GIVEN REQUEST:
Select each line where the word "Nonmetro" appears.

DATA SHOWN:

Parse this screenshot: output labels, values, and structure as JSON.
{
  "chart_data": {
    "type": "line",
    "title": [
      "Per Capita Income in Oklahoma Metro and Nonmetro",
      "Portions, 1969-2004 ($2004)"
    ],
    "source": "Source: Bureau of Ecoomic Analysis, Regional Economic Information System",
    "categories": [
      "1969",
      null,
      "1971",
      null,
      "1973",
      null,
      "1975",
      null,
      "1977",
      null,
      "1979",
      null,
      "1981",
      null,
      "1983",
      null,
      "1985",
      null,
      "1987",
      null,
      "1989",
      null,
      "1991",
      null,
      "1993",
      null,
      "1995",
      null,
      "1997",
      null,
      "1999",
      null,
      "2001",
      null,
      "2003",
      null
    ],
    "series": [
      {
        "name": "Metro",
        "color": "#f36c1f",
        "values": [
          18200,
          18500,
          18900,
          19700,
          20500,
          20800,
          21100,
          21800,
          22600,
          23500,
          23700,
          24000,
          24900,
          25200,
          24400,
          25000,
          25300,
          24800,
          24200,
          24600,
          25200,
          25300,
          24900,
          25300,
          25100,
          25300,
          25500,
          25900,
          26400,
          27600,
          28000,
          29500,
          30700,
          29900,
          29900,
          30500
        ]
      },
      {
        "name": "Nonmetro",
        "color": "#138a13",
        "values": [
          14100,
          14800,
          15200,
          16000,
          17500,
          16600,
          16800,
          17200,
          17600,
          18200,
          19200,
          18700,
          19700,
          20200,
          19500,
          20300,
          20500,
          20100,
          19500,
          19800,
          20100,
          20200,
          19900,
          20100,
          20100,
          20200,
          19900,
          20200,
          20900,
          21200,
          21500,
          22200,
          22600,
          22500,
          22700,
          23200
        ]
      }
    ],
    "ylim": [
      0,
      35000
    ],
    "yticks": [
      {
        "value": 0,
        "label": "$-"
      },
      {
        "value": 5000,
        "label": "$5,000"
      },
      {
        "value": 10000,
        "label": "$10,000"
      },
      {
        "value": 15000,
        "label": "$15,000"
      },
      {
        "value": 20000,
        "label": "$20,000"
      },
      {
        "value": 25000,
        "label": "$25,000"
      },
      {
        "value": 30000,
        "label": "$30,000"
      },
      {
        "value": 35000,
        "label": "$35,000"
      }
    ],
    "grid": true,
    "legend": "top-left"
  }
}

RESULT:
      "Per Capita Income in Oklahoma Metro and Nonmetro",
        "name": "Nonmetro",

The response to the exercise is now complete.